↓↓↓

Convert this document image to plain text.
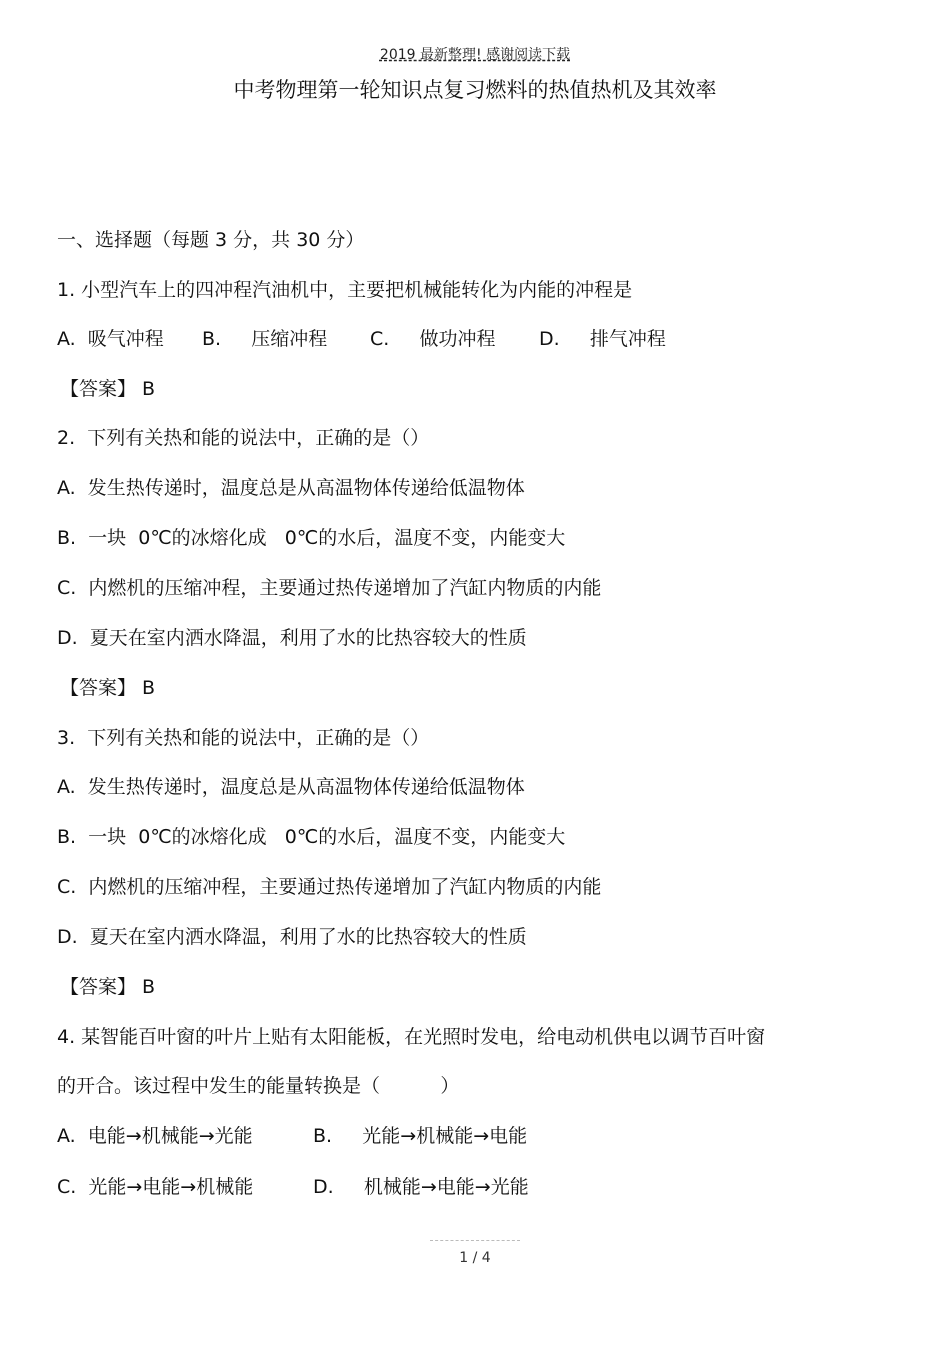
2019 最新整理! 感谢阅读下载
中考物理第一轮知识点复习燃料的热值热机及其效率
一、选择题（每题 3 分，共 30 分）
1. 小型汽车上的四冲程汽油机中，主要把机械能转化为内能的冲程是
A.  吸气冲程 B.     压缩冲程 C.     做功冲程 D.     排气冲程
【答案】 B
2.  下列有关热和能的说法中，正确的是（）
A.  发生热传递时，温度总是从高温物体传递给低温物体
B.  一块  0℃的冰熔化成   0℃的水后，温度不变，内能变大
C.  内燃机的压缩冲程，主要通过热传递增加了汽缸内物质的内能
D.  夏天在室内洒水降温，利用了水的比热容较大的性质
【答案】 B
3.  下列有关热和能的说法中，正确的是（）
A.  发生热传递时，温度总是从高温物体传递给低温物体
B.  一块  0℃的冰熔化成   0℃的水后，温度不变，内能变大
C.  内燃机的压缩冲程，主要通过热传递增加了汽缸内物质的内能
D.  夏天在室内洒水降温，利用了水的比热容较大的性质
【答案】 B
4. 某智能百叶窗的叶片上贴有太阳能板，在光照时发电，给电动机供电以调节百叶窗
的开合。该过程中发生的能量转换是（          ）
A.  电能→机械能→光能	B.     光能→机械能→电能
C.  光能→电能→机械能	D.     机械能→电能→光能
1 / 4
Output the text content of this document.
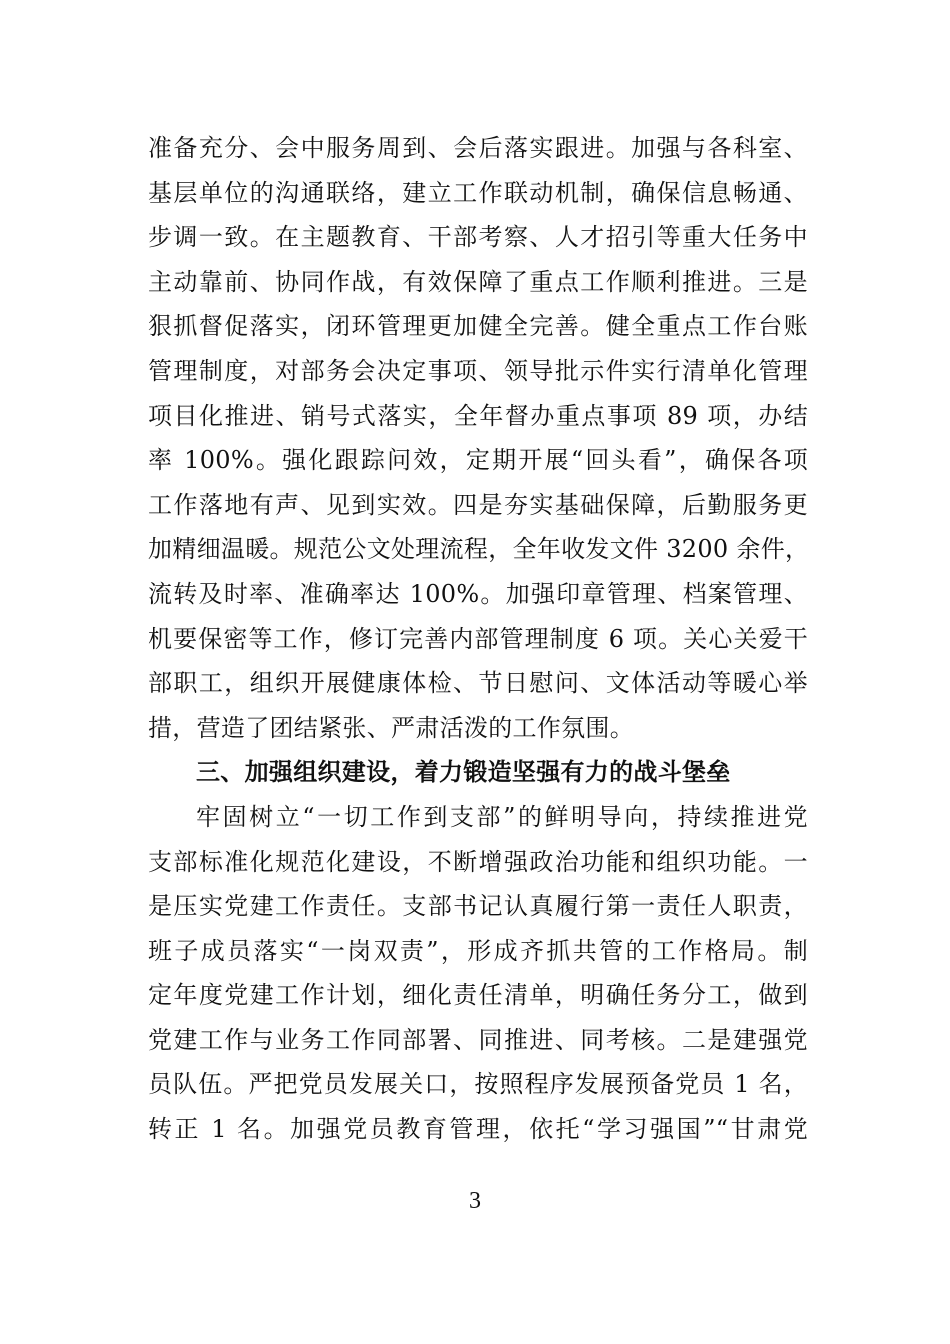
准备充分、会中服务周到、会后落实跟进。加强与各科室、
基层单位的沟通联络，建立工作联动机制，确保信息畅通、
步调一致。在主题教育、干部考察、人才招引等重大任务中
主动靠前、协同作战，有效保障了重点工作顺利推进。三是
狠抓督促落实，闭环管理更加健全完善。健全重点工作台账
管理制度，对部务会决定事项、领导批示件实行清单化管理
项目化推进、销号式落实，全年督办重点事项 89 项，办结
率 100%。强化跟踪问效，定期开展“回头看”，确保各项
工作落地有声、见到实效。四是夯实基础保障，后勤服务更
加精细温暖。规范公文处理流程，全年收发文件 3200 余件，
流转及时率、准确率达 100%。加强印章管理、档案管理、
机要保密等工作，修订完善内部管理制度 6 项。关心关爱干
部职工，组织开展健康体检、节日慰问、文体活动等暖心举
措，营造了团结紧张、严肃活泼的工作氛围。
三、加强组织建设，着力锻造坚强有力的战斗堡垒
牢固树立“一切工作到支部”的鲜明导向，持续推进党
支部标准化规范化建设，不断增强政治功能和组织功能。一
是压实党建工作责任。支部书记认真履行第一责任人职责，
班子成员落实“一岗双责”，形成齐抓共管的工作格局。制
定年度党建工作计划，细化责任清单，明确任务分工，做到
党建工作与业务工作同部署、同推进、同考核。二是建强党
员队伍。严把党员发展关口，按照程序发展预备党员 1 名，
转正 1 名。加强党员教育管理，依托“学习强国”“甘肃党
3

↑↑↑

Return from the data every line that holds "document".

ANSWER FOR THE TASK:
Convert this document image to plain text.
Output the text content of this document.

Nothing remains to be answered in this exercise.